[START OF RAW RECORDS]

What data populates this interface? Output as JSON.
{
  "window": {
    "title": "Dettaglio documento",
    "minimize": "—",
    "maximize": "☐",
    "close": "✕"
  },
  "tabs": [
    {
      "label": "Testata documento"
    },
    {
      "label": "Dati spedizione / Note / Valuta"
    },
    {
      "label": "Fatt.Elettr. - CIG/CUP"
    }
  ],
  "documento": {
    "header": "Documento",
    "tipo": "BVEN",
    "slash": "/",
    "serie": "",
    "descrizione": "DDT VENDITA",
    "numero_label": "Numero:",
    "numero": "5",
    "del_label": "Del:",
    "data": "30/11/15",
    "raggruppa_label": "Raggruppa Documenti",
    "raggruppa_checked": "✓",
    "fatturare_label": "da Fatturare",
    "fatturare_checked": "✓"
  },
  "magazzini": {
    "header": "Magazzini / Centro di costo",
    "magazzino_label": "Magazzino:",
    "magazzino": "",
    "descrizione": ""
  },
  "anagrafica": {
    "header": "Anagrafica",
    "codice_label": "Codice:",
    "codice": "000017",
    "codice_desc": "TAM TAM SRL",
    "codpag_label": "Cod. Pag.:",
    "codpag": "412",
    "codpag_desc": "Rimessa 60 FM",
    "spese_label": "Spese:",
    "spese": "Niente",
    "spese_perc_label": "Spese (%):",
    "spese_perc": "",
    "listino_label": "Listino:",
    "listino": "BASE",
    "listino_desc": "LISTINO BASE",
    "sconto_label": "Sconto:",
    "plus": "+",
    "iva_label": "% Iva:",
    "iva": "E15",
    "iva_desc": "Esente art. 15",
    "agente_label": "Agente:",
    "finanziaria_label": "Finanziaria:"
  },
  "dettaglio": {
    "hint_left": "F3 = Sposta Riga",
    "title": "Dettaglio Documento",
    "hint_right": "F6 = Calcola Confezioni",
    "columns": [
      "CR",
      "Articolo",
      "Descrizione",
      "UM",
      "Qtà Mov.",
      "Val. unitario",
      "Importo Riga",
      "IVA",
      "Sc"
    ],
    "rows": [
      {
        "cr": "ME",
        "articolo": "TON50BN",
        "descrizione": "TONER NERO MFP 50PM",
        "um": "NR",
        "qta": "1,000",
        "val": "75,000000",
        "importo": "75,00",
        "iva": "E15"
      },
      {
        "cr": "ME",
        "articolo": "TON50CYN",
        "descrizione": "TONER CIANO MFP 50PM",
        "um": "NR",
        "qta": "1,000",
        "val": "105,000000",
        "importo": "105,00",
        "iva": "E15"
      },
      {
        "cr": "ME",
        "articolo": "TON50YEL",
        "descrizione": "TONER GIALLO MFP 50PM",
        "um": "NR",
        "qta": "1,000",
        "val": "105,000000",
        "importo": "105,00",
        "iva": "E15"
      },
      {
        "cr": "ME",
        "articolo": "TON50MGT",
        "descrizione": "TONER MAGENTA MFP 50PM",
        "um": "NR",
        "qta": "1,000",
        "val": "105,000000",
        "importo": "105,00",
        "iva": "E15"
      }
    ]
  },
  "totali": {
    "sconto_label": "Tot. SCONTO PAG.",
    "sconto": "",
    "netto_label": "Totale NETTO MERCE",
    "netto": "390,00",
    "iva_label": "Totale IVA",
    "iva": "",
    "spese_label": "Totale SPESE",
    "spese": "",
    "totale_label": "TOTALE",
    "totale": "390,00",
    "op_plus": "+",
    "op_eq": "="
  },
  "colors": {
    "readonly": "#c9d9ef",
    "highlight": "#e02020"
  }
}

[END OF RAW RECORDS]

### WHAT THE TASK REQUIRES
Gather every line from the listing above in which "BASE" appears, and copy those lines.

### SOLUTION FOR THIS PROBLEM
    "listino": "BASE",
    "listino_desc": "LISTINO BASE",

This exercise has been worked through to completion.